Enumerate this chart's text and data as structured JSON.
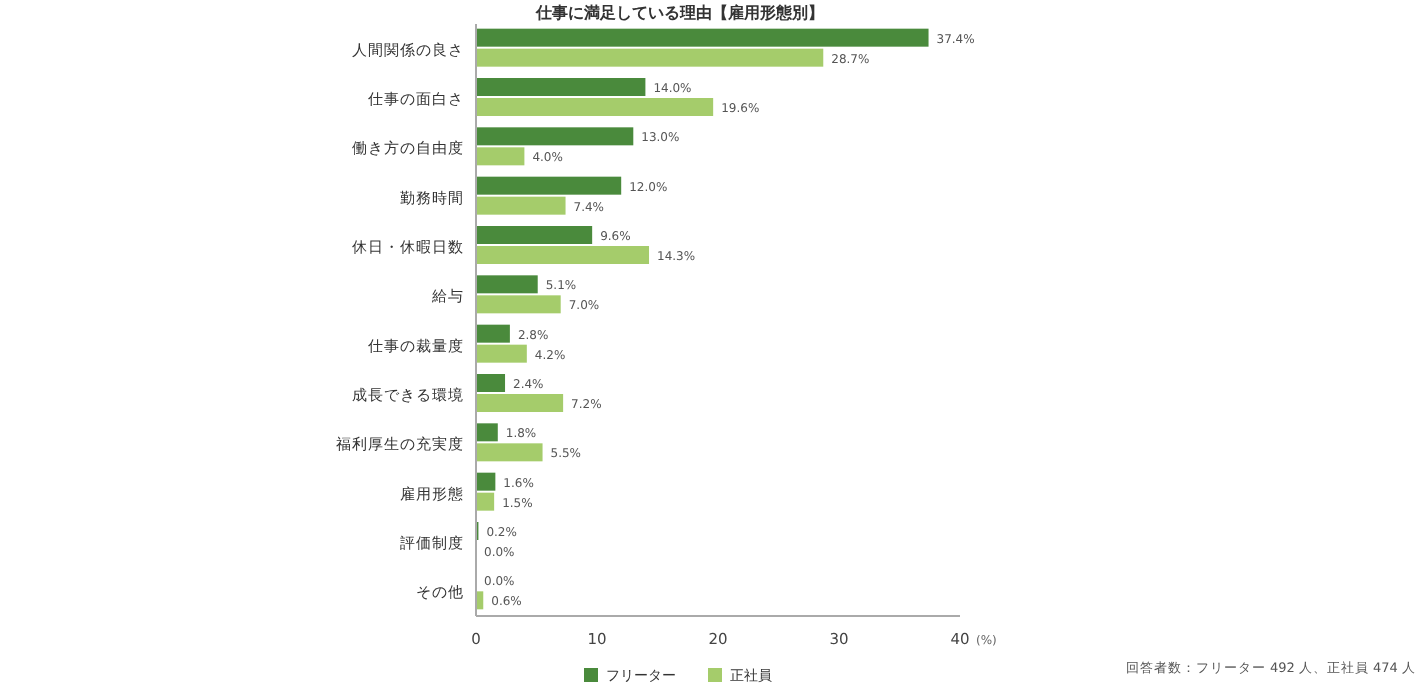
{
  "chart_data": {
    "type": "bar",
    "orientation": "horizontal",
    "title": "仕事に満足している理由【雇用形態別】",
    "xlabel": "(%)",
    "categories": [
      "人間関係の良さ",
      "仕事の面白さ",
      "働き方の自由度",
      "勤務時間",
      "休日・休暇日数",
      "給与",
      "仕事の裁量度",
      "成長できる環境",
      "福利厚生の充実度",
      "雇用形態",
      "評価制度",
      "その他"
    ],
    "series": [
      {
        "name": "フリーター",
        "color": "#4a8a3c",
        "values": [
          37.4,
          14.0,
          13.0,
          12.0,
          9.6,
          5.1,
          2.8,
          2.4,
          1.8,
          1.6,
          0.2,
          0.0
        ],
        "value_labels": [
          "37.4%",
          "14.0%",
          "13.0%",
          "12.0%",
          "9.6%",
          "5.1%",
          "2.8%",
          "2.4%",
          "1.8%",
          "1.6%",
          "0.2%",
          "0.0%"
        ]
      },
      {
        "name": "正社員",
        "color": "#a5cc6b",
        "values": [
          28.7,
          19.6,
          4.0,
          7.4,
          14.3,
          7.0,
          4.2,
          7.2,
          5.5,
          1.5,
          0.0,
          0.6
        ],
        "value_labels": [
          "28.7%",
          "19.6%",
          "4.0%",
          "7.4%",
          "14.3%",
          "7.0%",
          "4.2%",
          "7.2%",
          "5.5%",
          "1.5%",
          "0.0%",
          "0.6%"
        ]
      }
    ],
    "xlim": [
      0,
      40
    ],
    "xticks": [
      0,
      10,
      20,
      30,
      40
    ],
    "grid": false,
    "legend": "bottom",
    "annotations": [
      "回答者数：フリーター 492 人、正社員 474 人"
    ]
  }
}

==

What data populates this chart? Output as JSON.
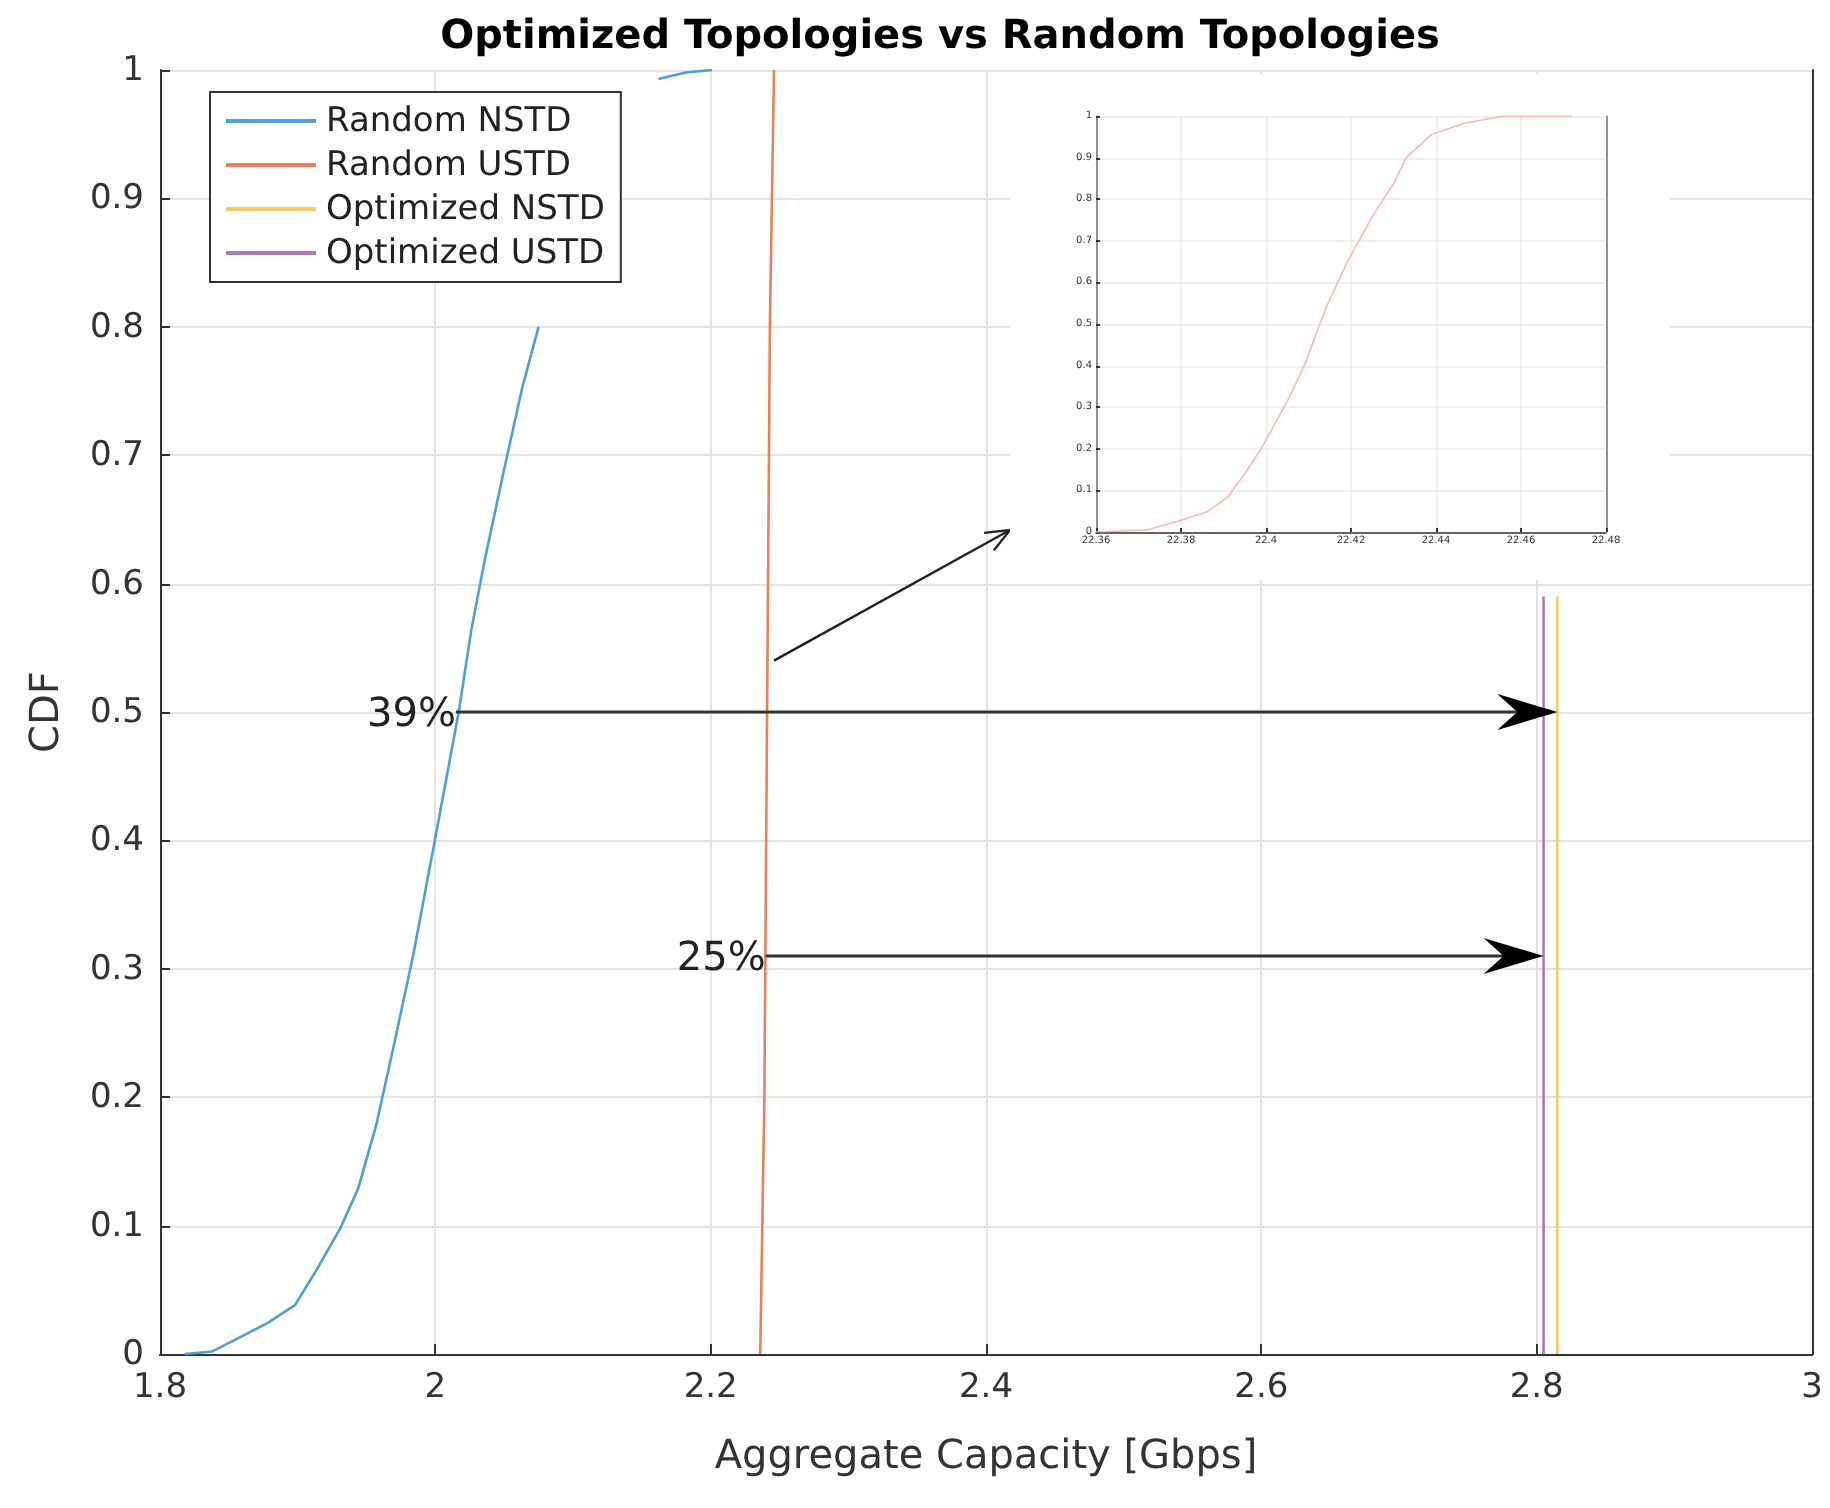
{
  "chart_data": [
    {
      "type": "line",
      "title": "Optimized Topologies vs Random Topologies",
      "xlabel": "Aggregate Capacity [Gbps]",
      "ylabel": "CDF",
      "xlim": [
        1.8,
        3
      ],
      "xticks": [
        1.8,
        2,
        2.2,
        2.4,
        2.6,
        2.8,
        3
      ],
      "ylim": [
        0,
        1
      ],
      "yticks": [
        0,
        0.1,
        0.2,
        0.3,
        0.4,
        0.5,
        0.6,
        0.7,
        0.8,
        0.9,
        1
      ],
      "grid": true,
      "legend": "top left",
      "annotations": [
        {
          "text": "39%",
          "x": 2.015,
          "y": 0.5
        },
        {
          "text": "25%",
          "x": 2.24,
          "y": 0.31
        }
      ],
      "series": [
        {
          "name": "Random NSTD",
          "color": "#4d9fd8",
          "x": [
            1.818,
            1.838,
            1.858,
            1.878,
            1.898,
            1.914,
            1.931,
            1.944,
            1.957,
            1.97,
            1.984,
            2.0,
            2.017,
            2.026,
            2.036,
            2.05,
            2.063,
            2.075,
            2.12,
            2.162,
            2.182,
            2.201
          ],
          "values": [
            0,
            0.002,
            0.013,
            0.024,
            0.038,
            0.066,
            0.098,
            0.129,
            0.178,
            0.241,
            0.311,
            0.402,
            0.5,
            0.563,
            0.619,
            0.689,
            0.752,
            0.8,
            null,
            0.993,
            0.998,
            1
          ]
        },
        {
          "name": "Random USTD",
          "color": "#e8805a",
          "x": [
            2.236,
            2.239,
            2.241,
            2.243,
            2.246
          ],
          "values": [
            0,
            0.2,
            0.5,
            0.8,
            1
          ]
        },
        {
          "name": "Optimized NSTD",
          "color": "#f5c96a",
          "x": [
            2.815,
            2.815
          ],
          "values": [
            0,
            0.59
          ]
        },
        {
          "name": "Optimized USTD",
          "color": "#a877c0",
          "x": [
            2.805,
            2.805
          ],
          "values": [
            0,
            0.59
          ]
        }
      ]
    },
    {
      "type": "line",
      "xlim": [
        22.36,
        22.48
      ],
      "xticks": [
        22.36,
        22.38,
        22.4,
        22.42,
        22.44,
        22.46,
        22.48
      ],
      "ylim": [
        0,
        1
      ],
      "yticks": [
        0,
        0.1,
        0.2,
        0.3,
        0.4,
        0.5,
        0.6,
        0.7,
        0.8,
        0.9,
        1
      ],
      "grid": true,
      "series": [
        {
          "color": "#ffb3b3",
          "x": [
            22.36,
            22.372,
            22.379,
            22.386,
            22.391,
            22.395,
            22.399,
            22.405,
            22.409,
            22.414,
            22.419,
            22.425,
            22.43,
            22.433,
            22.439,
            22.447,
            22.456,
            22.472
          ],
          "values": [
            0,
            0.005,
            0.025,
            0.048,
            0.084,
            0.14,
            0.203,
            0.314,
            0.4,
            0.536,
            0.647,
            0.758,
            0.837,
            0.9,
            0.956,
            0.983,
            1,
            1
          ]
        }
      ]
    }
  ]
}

> _STATED GOAL_:
Return all lines with the word "text" in them.

> _FINAL RESULT_:
Enumerate this chart's text and data as structured JSON.
          "text": "39%",
          "text": "25%",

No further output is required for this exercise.